Exercise aim: Pick out each line of the records that includes the string "пассажиров", and copy it.

**** Stored data

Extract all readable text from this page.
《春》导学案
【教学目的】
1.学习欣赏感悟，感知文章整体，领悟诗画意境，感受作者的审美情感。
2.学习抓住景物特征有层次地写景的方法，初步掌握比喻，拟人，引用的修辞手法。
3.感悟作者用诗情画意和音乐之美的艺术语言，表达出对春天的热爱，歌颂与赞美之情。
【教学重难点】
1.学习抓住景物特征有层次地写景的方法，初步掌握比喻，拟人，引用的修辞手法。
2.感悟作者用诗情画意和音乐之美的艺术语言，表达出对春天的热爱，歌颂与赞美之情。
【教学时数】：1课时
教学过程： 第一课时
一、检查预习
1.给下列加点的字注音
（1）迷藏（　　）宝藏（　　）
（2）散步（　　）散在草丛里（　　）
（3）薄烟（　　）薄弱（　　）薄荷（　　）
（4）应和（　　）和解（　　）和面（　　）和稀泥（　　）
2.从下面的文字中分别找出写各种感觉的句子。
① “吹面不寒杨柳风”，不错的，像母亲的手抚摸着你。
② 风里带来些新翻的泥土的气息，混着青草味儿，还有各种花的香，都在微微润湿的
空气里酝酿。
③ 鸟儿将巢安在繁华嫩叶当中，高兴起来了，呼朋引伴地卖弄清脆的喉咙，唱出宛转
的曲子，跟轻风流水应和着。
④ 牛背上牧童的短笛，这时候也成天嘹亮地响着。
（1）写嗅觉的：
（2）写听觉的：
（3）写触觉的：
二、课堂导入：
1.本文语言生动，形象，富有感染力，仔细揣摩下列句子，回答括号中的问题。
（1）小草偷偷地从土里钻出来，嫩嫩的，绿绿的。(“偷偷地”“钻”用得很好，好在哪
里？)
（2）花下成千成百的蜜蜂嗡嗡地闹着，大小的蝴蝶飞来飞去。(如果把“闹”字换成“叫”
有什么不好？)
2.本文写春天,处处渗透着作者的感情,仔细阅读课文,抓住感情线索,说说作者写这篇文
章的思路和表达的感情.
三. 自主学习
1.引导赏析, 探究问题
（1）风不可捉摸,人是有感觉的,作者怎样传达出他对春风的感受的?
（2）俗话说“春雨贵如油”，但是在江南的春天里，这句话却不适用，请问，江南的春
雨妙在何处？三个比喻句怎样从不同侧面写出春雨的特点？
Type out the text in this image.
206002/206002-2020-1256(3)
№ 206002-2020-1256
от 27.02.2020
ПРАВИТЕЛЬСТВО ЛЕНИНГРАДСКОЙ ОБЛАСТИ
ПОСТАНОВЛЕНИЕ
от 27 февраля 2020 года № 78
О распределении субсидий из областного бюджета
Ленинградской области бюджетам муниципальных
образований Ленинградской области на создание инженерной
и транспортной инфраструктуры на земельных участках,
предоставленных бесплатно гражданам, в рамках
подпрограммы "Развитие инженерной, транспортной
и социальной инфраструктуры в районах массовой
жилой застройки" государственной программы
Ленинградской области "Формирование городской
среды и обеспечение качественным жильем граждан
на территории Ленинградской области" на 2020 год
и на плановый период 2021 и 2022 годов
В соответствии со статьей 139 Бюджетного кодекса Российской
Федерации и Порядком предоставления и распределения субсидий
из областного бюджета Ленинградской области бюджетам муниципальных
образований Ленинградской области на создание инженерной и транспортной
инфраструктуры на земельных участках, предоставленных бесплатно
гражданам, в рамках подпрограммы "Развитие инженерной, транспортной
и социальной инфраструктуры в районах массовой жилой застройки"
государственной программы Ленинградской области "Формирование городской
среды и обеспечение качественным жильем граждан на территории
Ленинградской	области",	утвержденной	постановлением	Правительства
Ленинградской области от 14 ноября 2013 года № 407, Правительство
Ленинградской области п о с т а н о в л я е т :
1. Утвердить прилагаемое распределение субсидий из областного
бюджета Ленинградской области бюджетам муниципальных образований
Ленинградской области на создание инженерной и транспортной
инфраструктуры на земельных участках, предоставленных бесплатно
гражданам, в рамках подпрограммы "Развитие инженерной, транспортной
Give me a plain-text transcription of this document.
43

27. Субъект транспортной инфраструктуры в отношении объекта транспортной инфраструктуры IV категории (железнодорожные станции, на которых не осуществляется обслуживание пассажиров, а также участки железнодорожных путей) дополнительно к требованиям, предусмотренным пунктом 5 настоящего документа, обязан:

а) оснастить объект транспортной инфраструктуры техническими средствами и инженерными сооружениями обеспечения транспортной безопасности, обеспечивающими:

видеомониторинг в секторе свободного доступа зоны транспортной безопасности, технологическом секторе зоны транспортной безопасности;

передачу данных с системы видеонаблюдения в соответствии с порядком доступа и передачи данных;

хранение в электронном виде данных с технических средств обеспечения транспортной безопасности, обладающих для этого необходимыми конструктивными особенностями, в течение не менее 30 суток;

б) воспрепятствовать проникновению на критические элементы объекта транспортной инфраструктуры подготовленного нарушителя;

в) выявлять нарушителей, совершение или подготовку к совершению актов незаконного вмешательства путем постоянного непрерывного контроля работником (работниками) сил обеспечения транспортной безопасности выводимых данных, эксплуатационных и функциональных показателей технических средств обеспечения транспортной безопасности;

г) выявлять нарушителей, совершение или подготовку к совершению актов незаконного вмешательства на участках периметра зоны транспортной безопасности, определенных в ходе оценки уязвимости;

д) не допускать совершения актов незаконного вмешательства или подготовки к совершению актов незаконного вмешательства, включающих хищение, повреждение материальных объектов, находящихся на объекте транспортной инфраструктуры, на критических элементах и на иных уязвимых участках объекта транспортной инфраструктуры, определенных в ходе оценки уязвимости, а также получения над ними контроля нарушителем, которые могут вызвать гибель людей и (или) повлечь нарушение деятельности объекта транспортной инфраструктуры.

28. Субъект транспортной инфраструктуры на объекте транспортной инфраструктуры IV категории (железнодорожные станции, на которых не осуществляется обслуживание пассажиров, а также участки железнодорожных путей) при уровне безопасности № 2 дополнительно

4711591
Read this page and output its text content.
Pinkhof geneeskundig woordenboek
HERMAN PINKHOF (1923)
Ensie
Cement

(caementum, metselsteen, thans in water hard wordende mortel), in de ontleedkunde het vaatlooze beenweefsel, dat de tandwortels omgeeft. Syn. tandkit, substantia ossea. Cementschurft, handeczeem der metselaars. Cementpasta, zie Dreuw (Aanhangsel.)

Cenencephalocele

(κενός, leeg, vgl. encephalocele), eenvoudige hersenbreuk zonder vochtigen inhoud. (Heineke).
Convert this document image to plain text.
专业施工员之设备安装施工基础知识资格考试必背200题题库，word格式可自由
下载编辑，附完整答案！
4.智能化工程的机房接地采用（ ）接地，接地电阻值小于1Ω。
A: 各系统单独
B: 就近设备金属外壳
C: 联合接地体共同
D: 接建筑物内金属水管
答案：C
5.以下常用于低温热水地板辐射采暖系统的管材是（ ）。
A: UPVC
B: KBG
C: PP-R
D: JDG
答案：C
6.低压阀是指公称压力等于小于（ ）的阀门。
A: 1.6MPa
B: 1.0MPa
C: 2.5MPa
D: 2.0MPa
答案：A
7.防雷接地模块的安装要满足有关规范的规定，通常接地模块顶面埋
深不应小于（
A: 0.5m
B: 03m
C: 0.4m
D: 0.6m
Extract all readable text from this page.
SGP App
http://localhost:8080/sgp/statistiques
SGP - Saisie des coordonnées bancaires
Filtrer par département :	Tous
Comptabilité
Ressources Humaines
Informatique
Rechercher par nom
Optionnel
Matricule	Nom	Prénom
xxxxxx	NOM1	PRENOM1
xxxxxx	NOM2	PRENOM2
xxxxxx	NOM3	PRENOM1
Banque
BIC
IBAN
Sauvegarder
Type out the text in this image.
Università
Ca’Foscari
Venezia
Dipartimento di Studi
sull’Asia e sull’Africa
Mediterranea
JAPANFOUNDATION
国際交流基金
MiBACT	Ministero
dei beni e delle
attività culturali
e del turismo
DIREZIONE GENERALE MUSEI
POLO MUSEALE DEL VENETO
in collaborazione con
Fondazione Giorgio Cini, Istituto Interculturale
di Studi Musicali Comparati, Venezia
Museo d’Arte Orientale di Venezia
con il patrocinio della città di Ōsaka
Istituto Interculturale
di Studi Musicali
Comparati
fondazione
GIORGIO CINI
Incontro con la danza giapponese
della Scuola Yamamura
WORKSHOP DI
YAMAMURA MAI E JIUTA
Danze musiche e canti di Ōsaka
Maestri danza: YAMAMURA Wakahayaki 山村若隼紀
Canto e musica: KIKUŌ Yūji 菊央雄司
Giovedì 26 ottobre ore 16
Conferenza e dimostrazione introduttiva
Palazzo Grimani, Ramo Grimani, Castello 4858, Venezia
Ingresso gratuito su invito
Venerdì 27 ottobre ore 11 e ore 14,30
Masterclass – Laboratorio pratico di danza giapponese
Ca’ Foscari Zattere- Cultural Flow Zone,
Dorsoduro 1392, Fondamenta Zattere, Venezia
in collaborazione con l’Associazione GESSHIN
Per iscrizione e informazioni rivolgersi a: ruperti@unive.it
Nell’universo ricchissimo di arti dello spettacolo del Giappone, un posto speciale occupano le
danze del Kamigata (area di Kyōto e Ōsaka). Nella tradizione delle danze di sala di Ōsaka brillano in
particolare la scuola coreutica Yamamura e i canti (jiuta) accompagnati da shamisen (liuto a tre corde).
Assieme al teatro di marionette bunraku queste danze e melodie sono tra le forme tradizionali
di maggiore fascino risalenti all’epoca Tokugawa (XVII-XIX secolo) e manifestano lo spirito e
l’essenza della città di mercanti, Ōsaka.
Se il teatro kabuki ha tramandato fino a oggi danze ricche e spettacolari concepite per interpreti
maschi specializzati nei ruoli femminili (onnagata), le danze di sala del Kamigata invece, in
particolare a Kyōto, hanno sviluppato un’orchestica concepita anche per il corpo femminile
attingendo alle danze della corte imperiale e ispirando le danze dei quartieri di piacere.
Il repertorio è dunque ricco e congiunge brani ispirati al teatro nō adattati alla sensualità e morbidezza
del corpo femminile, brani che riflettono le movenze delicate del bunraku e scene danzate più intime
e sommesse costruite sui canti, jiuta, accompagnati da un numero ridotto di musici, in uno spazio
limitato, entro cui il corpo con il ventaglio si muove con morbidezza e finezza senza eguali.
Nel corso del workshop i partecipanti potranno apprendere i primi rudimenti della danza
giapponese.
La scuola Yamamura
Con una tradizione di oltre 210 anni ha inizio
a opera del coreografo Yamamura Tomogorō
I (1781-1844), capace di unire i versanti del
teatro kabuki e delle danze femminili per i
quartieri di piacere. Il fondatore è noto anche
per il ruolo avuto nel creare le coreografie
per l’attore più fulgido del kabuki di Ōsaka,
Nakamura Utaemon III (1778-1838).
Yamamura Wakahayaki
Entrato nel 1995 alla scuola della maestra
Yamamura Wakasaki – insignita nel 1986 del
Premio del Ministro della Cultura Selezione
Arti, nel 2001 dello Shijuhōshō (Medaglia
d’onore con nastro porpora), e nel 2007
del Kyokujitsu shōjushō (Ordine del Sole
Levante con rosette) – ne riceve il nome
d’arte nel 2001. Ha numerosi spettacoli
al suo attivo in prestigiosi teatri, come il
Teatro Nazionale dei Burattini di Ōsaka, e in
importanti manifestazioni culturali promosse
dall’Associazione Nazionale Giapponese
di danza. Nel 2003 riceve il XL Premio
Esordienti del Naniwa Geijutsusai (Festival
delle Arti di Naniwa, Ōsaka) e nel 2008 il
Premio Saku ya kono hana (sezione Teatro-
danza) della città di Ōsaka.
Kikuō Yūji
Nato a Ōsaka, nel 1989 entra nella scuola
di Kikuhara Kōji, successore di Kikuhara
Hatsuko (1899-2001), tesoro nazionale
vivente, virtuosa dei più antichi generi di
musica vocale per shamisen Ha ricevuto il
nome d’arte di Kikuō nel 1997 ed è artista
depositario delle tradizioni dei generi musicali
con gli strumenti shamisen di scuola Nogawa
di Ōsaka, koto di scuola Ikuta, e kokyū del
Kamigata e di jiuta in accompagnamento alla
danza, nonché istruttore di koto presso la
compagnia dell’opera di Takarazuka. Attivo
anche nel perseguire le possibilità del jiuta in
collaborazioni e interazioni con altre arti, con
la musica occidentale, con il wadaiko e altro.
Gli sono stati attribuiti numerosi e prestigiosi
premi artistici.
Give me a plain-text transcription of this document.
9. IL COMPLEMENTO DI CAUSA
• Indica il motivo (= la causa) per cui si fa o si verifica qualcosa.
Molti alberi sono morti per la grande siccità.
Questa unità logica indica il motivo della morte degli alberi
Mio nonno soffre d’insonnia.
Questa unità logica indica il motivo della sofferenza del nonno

********

Exercise response:
27. Субъект транспортной инфраструктуры в отношении объекта транспортной инфраструктуры IV категории (железнодорожные станции, на которых не осуществляется обслуживание пассажиров, а также участки железнодорожных путей) дополнительно к требованиям, предусмотренным пунктом 5 настоящего документа, обязан:
28. Субъект транспортной инфраструктуры на объекте транспортной инфраструктуры IV категории (железнодорожные станции, на которых не осуществляется обслуживание пассажиров, а также участки железнодорожных путей) при уровне безопасности № 2 дополнительно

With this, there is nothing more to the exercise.